→ What is asked: Sort through the data and copy the lines holding the word "type".

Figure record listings
· · · · · · ·
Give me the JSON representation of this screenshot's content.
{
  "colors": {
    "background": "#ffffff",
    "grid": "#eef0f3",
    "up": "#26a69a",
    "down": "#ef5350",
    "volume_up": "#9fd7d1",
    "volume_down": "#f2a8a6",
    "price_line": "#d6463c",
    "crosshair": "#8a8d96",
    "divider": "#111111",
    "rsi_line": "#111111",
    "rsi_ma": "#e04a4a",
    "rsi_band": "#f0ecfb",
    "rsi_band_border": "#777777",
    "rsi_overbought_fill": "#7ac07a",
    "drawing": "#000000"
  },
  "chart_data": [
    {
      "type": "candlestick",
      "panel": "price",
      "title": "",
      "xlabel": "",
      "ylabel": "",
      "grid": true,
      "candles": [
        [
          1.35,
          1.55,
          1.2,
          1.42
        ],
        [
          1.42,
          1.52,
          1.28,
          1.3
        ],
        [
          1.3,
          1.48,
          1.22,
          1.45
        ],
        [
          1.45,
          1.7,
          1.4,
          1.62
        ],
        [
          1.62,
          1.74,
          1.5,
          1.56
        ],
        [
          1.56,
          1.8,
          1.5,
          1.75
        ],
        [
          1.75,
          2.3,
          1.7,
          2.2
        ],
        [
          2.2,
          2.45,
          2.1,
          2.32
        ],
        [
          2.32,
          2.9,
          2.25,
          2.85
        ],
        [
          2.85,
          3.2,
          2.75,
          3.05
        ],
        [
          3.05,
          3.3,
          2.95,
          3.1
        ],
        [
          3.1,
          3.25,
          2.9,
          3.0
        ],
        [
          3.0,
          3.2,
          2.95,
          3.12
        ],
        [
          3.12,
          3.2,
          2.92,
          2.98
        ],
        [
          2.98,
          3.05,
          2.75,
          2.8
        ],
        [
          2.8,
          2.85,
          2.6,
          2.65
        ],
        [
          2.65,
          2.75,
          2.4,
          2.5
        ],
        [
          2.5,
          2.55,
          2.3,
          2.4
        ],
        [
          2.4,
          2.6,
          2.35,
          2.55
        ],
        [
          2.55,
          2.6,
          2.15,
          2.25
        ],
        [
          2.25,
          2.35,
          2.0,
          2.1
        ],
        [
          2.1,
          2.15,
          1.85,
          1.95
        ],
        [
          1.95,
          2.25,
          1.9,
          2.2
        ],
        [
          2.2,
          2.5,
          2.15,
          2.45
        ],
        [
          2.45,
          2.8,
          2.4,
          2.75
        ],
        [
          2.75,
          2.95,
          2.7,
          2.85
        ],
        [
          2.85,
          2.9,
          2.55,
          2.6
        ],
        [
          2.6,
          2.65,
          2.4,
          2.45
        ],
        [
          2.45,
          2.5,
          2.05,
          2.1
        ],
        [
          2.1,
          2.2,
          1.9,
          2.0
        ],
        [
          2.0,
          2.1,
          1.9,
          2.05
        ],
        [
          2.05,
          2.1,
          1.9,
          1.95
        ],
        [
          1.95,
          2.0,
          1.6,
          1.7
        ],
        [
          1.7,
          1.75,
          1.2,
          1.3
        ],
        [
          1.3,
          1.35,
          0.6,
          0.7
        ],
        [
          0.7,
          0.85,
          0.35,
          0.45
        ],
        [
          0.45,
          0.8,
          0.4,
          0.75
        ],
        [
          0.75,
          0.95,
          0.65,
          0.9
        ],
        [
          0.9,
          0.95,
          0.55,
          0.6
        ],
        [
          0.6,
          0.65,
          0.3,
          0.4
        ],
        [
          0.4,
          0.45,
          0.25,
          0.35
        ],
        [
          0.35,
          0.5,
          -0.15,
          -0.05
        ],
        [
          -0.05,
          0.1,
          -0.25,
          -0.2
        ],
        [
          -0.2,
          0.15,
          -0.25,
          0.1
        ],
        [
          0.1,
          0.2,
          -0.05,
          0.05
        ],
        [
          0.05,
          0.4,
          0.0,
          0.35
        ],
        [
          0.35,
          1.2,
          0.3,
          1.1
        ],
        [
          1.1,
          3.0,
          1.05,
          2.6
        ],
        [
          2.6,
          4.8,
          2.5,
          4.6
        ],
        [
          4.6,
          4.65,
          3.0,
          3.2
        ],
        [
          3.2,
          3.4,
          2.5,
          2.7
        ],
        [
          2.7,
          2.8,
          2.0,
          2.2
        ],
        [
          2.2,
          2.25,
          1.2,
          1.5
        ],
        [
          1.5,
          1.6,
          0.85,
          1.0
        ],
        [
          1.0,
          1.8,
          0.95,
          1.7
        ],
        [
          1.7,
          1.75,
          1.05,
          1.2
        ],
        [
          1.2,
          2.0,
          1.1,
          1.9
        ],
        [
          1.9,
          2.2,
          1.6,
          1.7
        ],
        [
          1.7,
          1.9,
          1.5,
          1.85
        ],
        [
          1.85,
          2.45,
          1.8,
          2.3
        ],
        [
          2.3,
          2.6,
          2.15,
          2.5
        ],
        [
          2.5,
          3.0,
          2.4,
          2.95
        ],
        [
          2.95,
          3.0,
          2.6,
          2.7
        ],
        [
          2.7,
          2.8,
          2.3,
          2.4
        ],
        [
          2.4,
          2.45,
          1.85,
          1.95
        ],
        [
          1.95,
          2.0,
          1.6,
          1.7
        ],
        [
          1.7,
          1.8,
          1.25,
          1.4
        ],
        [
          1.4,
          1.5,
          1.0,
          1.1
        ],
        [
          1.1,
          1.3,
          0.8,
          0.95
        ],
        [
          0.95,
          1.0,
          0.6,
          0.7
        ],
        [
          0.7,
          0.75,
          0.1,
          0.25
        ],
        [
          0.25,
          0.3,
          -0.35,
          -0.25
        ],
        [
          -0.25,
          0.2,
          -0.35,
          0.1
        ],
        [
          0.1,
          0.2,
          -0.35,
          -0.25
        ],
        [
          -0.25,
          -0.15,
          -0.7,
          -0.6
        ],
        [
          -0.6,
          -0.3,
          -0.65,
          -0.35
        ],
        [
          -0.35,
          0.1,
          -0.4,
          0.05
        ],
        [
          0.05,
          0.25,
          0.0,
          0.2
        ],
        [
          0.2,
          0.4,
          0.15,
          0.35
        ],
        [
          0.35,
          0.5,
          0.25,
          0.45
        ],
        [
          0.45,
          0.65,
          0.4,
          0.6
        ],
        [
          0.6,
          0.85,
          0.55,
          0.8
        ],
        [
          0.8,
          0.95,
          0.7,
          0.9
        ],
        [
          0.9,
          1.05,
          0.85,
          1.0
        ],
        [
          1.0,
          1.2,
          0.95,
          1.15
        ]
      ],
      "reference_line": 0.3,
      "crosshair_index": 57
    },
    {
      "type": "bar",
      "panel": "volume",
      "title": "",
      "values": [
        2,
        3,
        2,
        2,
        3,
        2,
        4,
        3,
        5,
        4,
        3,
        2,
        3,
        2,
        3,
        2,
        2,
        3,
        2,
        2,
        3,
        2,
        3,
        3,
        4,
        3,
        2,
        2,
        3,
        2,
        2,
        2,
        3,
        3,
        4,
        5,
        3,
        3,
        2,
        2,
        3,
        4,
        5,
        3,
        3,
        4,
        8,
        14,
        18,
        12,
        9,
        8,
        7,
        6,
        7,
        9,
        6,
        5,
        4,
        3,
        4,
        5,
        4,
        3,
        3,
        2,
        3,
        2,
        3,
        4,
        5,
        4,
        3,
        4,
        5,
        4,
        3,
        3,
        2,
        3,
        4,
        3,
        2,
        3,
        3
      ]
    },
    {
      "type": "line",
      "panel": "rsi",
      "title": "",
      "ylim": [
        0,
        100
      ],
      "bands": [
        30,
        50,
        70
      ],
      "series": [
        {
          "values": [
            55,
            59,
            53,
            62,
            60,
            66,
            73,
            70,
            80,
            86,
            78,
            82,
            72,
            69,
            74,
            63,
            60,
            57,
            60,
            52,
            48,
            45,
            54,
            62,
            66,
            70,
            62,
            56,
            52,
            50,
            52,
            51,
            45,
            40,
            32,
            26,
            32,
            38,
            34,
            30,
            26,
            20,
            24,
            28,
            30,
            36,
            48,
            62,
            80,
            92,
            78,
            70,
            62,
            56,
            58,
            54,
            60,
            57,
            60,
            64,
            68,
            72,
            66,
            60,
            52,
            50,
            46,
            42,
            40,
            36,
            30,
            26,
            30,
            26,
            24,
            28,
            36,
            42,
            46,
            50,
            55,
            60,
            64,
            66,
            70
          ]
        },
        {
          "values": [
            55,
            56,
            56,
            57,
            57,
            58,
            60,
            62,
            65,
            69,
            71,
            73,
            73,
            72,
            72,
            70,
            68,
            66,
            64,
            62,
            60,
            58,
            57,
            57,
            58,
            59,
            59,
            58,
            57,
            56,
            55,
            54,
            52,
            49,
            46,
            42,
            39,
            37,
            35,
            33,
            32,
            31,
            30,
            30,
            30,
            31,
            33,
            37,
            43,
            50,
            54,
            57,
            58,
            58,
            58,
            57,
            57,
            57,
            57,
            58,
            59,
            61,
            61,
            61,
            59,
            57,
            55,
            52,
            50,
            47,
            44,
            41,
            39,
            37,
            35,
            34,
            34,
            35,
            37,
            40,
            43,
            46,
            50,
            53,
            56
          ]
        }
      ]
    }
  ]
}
· · · · · · ·
→ Worked answer:
      "type": "candlestick",
      "type": "bar",
      "type": "line",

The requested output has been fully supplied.